[start of Task input]

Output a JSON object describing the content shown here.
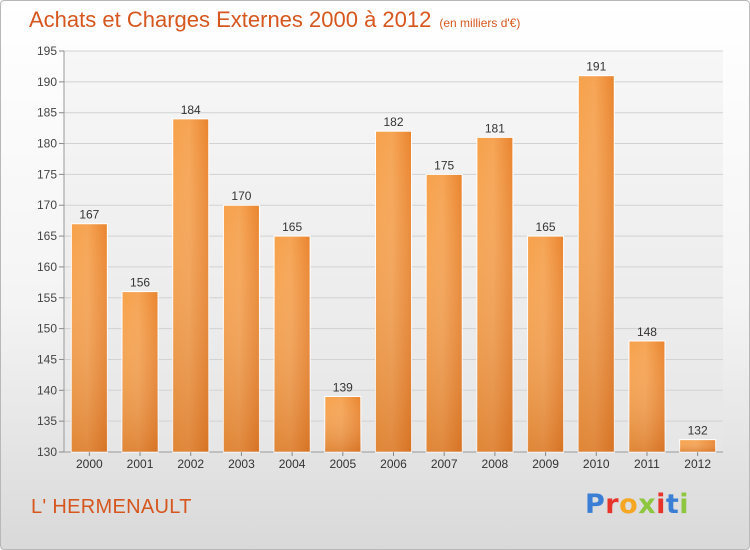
{
  "chart_data": {
    "type": "bar",
    "title": "Achats et Charges Externes 2000 à 2012",
    "subtitle": "(en milliers d'€)",
    "categories": [
      "2000",
      "2001",
      "2002",
      "2003",
      "2004",
      "2005",
      "2006",
      "2007",
      "2008",
      "2009",
      "2010",
      "2011",
      "2012"
    ],
    "values": [
      167,
      156,
      184,
      170,
      165,
      139,
      182,
      175,
      181,
      165,
      191,
      148,
      132
    ],
    "ylim": [
      130,
      195
    ],
    "yticks": [
      130,
      135,
      140,
      145,
      150,
      155,
      160,
      165,
      170,
      175,
      180,
      185,
      190,
      195
    ],
    "grid": true,
    "bar_color": "#f08a30",
    "xlabel": "",
    "ylabel": ""
  },
  "location_label": "L' HERMENAULT",
  "logo": {
    "text": "Proxiti",
    "letter_colors": [
      "#3a7fd5",
      "#e8332a",
      "#f5a623",
      "#8dc63f",
      "#e8332a",
      "#3a7fd5",
      "#8dc63f"
    ]
  }
}
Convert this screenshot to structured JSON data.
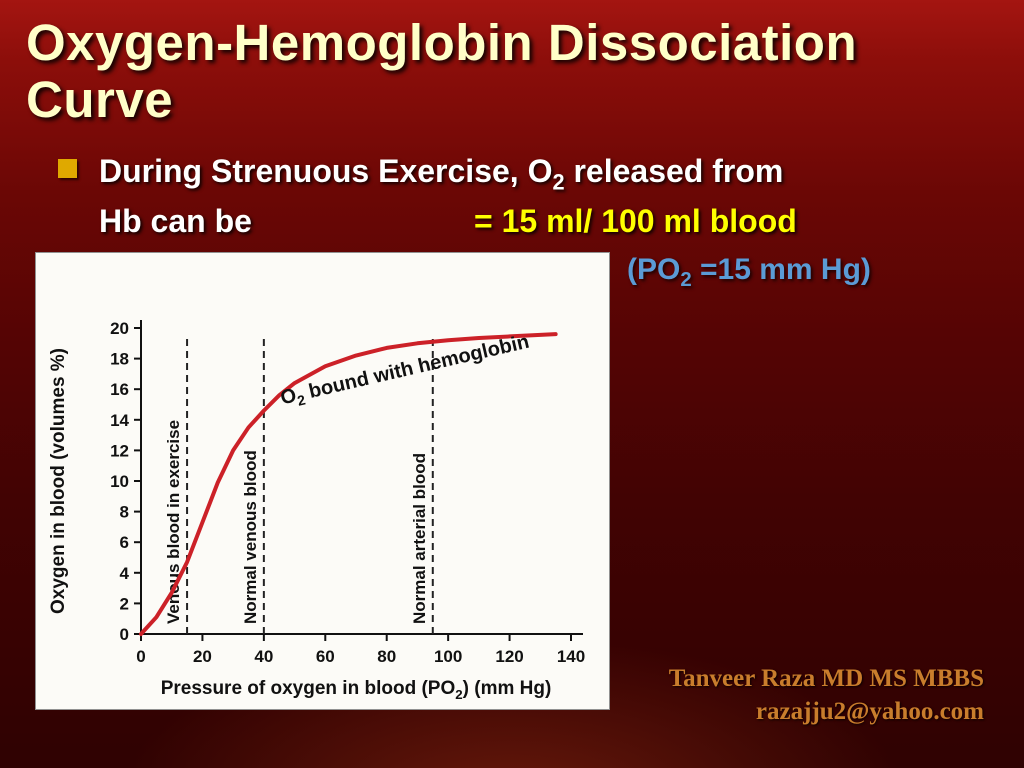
{
  "colors": {
    "title_cream": "#ffffc8",
    "highlight_yellow": "#ffff00",
    "note_blue": "#5b9bd5",
    "bullet_gold": "#dfa900",
    "credit_orange": "#c97d2c",
    "curve_red": "#cc2128"
  },
  "slide": {
    "title_line1": "Oxygen-Hemoglobin Dissociation",
    "title_line2": "Curve",
    "bullet": {
      "line1_pre": "During Strenuous Exercise, O",
      "line1_sub": "2",
      "line1_post": " released from",
      "line2_white": "Hb can be",
      "line2_yellow": "= 15 ml/ 100 ml blood"
    },
    "po2_note": {
      "pre": "(PO",
      "sub": "2",
      "post": " =15 mm Hg)"
    },
    "credit_line1": "Tanveer Raza MD MS MBBS",
    "credit_line2": "razajju2@yahoo.com"
  },
  "chart_data": {
    "type": "line",
    "title": "",
    "ylabel": "Oxygen in blood (volumes %)",
    "xlabel_parts": [
      "Pressure of oxygen in blood (PO",
      "2",
      ") (mm Hg)"
    ],
    "xlim": [
      0,
      140
    ],
    "ylim": [
      0,
      20
    ],
    "xticks": [
      0,
      20,
      40,
      60,
      80,
      100,
      120,
      140
    ],
    "yticks": [
      0,
      2,
      4,
      6,
      8,
      10,
      12,
      14,
      16,
      18,
      20
    ],
    "grid": false,
    "legend": "none",
    "series": [
      {
        "name": "O2 bound with hemoglobin",
        "color": "#cc2128",
        "x": [
          0,
          5,
          10,
          15,
          20,
          25,
          30,
          35,
          40,
          45,
          50,
          60,
          70,
          80,
          90,
          100,
          110,
          120,
          135
        ],
        "y": [
          0,
          1.1,
          2.7,
          4.7,
          7.3,
          9.9,
          12.0,
          13.5,
          14.6,
          15.6,
          16.4,
          17.5,
          18.2,
          18.7,
          19.0,
          19.2,
          19.35,
          19.45,
          19.6
        ]
      }
    ],
    "curve_label": {
      "parts": [
        "O",
        "2",
        " bound with hemoglobin"
      ],
      "x": 46,
      "y": 15.0,
      "angle": -13
    },
    "annotations": [
      {
        "label": "Venous blood in exercise",
        "x": 15,
        "y_top": 19.6
      },
      {
        "label": "Normal venous blood",
        "x": 40,
        "y_top": 19.6
      },
      {
        "label": "Normal arterial blood",
        "x": 95,
        "y_top": 19.6
      }
    ]
  }
}
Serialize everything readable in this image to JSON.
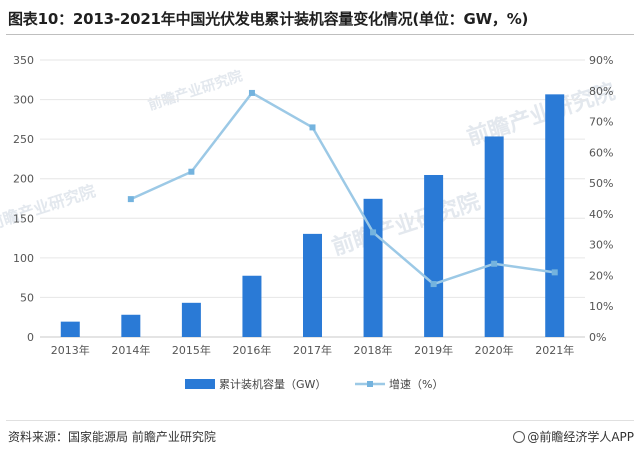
{
  "header": {
    "title": "图表10：2013-2021年中国光伏发电累计装机容量变化情况(单位：GW，%)"
  },
  "footer": {
    "source": "资料来源：国家能源局 前瞻产业研究院",
    "credit": "@前瞻经济学人APP"
  },
  "watermark": {
    "text": "前瞻产业研究院"
  },
  "colors": {
    "bar": "#2a7ad6",
    "line": "#9cc9e6",
    "marker": "#74b3de",
    "grid": "#e6e6e6"
  },
  "chart_data": {
    "type": "bar",
    "categories": [
      "2013年",
      "2014年",
      "2015年",
      "2016年",
      "2017年",
      "2018年",
      "2019年",
      "2020年",
      "2021年"
    ],
    "series": [
      {
        "name": "累计装机容量（GW）",
        "type": "bar",
        "axis": "left",
        "values": [
          19.4,
          28.1,
          43.2,
          77.4,
          130.3,
          174.6,
          204.7,
          253.4,
          306.6
        ]
      },
      {
        "name": "增速（%）",
        "type": "line",
        "axis": "right",
        "values": [
          null,
          44.8,
          53.7,
          79.3,
          68.1,
          34.0,
          17.2,
          23.8,
          21.0
        ]
      }
    ],
    "y_left": {
      "ylim": [
        0,
        350
      ],
      "ticks": [
        "0",
        "50",
        "100",
        "150",
        "200",
        "250",
        "300",
        "350"
      ]
    },
    "y_right": {
      "ylim": [
        0,
        90
      ],
      "ticks": [
        "0%",
        "10%",
        "20%",
        "30%",
        "40%",
        "50%",
        "60%",
        "70%",
        "80%",
        "90%"
      ]
    },
    "grid": true,
    "legend_position": "bottom-center"
  }
}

[end of Task input]

_Task objective_.
Output the material word for word, omitting its pictures.

_Written answer_.
Output a JSON object describing the content shown here.
{
  "chart_data": {
    "type": "bar",
    "title": "Achats et Charges Externes 2000 à 2012",
    "subtitle": "(en milliers d'€)",
    "categories": [
      "2000",
      "2001",
      "2002",
      "2003",
      "2004",
      "2005",
      "2006",
      "2007",
      "2008",
      "2009",
      "2010",
      "2011",
      "2012"
    ],
    "values": [
      167,
      156,
      184,
      170,
      165,
      139,
      182,
      175,
      181,
      165,
      191,
      148,
      132
    ],
    "ylim": [
      130,
      195
    ],
    "yticks": [
      130,
      135,
      140,
      145,
      150,
      155,
      160,
      165,
      170,
      175,
      180,
      185,
      190,
      195
    ],
    "grid": true,
    "bar_color": "#f08a30",
    "xlabel": "",
    "ylabel": ""
  },
  "location_label": "L' HERMENAULT",
  "logo": {
    "text": "Proxiti",
    "letter_colors": [
      "#3a7fd5",
      "#e8332a",
      "#f5a623",
      "#8dc63f",
      "#e8332a",
      "#3a7fd5",
      "#8dc63f"
    ]
  }
}
Convert this screenshot to structured JSON data.
{
  "colors": {
    "title_cream": "#ffffc8",
    "highlight_yellow": "#ffff00",
    "note_blue": "#5b9bd5",
    "bullet_gold": "#dfa900",
    "credit_orange": "#c97d2c",
    "curve_red": "#cc2128"
  },
  "slide": {
    "title_line1": "Oxygen-Hemoglobin Dissociation",
    "title_line2": "Curve",
    "bullet": {
      "line1_pre": "During Strenuous Exercise, O",
      "line1_sub": "2",
      "line1_post": " released from",
      "line2_white": "Hb can be",
      "line2_yellow": "= 15 ml/ 100 ml blood"
    },
    "po2_note": {
      "pre": "(PO",
      "sub": "2",
      "post": " =15 mm Hg)"
    },
    "credit_line1": "Tanveer Raza MD MS MBBS",
    "credit_line2": "razajju2@yahoo.com"
  },
  "chart_data": {
    "type": "line",
    "title": "",
    "ylabel": "Oxygen in blood (volumes %)",
    "xlabel_parts": [
      "Pressure of oxygen in blood (PO",
      "2",
      ") (mm Hg)"
    ],
    "xlim": [
      0,
      140
    ],
    "ylim": [
      0,
      20
    ],
    "xticks": [
      0,
      20,
      40,
      60,
      80,
      100,
      120,
      140
    ],
    "yticks": [
      0,
      2,
      4,
      6,
      8,
      10,
      12,
      14,
      16,
      18,
      20
    ],
    "grid": false,
    "legend": "none",
    "series": [
      {
        "name": "O2 bound with hemoglobin",
        "color": "#cc2128",
        "x": [
          0,
          5,
          10,
          15,
          20,
          25,
          30,
          35,
          40,
          45,
          50,
          60,
          70,
          80,
          90,
          100,
          110,
          120,
          135
        ],
        "y": [
          0,
          1.1,
          2.7,
          4.7,
          7.3,
          9.9,
          12.0,
          13.5,
          14.6,
          15.6,
          16.4,
          17.5,
          18.2,
          18.7,
          19.0,
          19.2,
          19.35,
          19.45,
          19.6
        ]
      }
    ],
    "curve_label": {
      "parts": [
        "O",
        "2",
        " bound with hemoglobin"
      ],
      "x": 46,
      "y": 15.0,
      "angle": -13
    },
    "annotations": [
      {
        "label": "Venous blood in exercise",
        "x": 15,
        "y_top": 19.6
      },
      {
        "label": "Normal venous blood",
        "x": 40,
        "y_top": 19.6
      },
      {
        "label": "Normal arterial blood",
        "x": 95,
        "y_top": 19.6
      }
    ]
  }
}
Serialize everything readable in this image to JSON.
{
  "header": {
    "title": "图表10：2013-2021年中国光伏发电累计装机容量变化情况(单位：GW，%)"
  },
  "footer": {
    "source": "资料来源：国家能源局 前瞻产业研究院",
    "credit": "@前瞻经济学人APP"
  },
  "watermark": {
    "text": "前瞻产业研究院"
  },
  "colors": {
    "bar": "#2a7ad6",
    "line": "#9cc9e6",
    "marker": "#74b3de",
    "grid": "#e6e6e6"
  },
  "chart_data": {
    "type": "bar",
    "categories": [
      "2013年",
      "2014年",
      "2015年",
      "2016年",
      "2017年",
      "2018年",
      "2019年",
      "2020年",
      "2021年"
    ],
    "series": [
      {
        "name": "累计装机容量（GW）",
        "type": "bar",
        "axis": "left",
        "values": [
          19.4,
          28.1,
          43.2,
          77.4,
          130.3,
          174.6,
          204.7,
          253.4,
          306.6
        ]
      },
      {
        "name": "增速（%）",
        "type": "line",
        "axis": "right",
        "values": [
          null,
          44.8,
          53.7,
          79.3,
          68.1,
          34.0,
          17.2,
          23.8,
          21.0
        ]
      }
    ],
    "y_left": {
      "ylim": [
        0,
        350
      ],
      "ticks": [
        "0",
        "50",
        "100",
        "150",
        "200",
        "250",
        "300",
        "350"
      ]
    },
    "y_right": {
      "ylim": [
        0,
        90
      ],
      "ticks": [
        "0%",
        "10%",
        "20%",
        "30%",
        "40%",
        "50%",
        "60%",
        "70%",
        "80%",
        "90%"
      ]
    },
    "grid": true,
    "legend_position": "bottom-center"
  }
}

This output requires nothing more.